━━━ Input rows ━━━
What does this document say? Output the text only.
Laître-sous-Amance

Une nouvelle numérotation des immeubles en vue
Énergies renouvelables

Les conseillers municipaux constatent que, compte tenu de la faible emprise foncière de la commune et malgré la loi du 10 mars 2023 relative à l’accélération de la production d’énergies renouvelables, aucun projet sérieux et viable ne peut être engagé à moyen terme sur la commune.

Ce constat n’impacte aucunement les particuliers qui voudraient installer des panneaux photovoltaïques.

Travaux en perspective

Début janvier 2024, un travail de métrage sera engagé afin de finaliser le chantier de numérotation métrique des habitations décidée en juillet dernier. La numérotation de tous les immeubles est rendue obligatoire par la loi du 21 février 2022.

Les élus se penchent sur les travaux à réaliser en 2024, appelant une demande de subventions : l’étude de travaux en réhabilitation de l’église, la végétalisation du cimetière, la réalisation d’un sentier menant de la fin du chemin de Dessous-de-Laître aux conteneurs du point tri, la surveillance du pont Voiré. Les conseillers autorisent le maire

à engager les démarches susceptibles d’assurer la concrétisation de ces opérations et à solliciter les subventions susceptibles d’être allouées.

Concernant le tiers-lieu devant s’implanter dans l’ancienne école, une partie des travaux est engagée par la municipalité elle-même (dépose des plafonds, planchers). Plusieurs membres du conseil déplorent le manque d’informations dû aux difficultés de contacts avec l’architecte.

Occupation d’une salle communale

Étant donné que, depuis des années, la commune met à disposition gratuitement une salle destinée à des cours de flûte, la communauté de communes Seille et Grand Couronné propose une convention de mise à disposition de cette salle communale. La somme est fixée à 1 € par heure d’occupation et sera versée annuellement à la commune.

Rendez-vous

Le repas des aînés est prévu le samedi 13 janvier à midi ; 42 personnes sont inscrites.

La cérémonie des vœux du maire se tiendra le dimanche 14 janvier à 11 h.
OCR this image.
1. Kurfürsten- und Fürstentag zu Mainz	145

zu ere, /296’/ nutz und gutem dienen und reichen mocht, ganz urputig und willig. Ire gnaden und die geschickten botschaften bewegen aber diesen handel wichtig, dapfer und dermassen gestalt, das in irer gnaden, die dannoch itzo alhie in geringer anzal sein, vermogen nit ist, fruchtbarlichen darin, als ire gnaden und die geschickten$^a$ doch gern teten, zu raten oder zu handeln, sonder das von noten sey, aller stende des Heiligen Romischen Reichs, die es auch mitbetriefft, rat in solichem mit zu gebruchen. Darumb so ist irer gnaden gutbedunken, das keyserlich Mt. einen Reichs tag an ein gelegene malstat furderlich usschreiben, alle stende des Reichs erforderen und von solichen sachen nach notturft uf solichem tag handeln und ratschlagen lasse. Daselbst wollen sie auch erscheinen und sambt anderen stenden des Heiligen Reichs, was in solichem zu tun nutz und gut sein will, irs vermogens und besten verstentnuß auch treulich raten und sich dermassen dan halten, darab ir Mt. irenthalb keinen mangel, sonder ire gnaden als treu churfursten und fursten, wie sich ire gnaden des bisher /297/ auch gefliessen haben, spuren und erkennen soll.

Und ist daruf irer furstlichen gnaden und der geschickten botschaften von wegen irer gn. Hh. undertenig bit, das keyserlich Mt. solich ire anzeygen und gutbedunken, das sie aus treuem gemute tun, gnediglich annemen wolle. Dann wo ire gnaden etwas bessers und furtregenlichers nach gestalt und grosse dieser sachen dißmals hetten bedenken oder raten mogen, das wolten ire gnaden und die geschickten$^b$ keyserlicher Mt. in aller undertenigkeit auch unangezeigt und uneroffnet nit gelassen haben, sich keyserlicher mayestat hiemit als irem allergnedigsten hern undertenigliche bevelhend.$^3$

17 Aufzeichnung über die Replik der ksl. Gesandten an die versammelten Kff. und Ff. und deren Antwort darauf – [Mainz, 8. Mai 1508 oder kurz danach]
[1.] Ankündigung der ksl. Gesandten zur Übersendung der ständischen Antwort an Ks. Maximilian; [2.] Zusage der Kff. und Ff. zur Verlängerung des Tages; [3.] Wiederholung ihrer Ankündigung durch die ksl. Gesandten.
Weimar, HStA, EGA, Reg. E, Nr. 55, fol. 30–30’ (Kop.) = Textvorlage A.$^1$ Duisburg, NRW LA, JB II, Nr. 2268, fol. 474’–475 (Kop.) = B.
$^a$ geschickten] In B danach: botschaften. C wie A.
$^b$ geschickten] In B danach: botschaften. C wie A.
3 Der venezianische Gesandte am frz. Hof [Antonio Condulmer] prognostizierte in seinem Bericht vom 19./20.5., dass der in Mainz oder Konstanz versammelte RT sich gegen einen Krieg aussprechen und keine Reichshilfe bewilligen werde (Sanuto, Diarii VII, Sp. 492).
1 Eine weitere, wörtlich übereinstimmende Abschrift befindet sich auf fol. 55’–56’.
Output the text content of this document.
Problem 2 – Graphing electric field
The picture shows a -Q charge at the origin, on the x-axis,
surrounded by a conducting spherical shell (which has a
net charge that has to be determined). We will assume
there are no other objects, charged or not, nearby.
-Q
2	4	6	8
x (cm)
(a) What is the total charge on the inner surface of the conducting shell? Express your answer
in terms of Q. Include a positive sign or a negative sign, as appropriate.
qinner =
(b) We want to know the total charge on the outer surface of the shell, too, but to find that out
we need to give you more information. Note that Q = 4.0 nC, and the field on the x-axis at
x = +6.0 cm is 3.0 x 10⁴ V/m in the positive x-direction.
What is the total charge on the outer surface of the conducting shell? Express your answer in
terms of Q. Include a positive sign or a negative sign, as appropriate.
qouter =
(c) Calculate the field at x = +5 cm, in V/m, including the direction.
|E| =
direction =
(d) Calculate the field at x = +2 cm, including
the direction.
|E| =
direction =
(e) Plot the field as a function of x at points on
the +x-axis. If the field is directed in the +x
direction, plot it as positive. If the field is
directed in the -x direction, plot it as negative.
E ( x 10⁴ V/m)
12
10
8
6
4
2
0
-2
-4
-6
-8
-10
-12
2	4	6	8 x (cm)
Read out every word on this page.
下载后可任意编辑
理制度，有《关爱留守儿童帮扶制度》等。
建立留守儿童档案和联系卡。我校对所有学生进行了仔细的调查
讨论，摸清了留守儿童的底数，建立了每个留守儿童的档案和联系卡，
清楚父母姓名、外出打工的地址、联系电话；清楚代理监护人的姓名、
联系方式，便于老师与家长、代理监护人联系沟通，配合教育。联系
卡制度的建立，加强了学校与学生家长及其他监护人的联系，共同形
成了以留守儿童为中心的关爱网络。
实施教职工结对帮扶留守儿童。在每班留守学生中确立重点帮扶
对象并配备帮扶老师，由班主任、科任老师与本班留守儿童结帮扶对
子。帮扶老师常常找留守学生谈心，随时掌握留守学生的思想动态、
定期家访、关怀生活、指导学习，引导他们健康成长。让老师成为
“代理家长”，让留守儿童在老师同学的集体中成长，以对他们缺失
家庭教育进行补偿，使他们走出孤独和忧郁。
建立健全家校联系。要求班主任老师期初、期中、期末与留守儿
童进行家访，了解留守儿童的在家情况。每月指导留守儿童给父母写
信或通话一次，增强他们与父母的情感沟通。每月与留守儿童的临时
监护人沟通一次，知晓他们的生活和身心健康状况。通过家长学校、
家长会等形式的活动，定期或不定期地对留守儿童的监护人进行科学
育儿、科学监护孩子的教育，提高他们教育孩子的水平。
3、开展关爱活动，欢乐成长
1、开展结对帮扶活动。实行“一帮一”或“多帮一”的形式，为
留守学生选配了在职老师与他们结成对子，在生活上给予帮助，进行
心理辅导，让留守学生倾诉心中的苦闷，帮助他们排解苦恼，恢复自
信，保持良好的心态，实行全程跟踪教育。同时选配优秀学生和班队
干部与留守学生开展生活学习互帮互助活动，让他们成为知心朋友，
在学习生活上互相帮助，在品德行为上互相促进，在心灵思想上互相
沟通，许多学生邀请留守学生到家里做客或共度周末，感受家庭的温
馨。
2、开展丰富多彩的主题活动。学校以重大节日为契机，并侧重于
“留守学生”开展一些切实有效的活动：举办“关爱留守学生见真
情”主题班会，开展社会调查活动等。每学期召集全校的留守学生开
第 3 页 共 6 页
━━━
Task objective: In the entries above, locate every line with the word "Calculate" and copy it.

Solution to this exercise:
(c) Calculate the field at x = +5 cm, in V/m, including the direction.
(d) Calculate the field at x = +2 cm, including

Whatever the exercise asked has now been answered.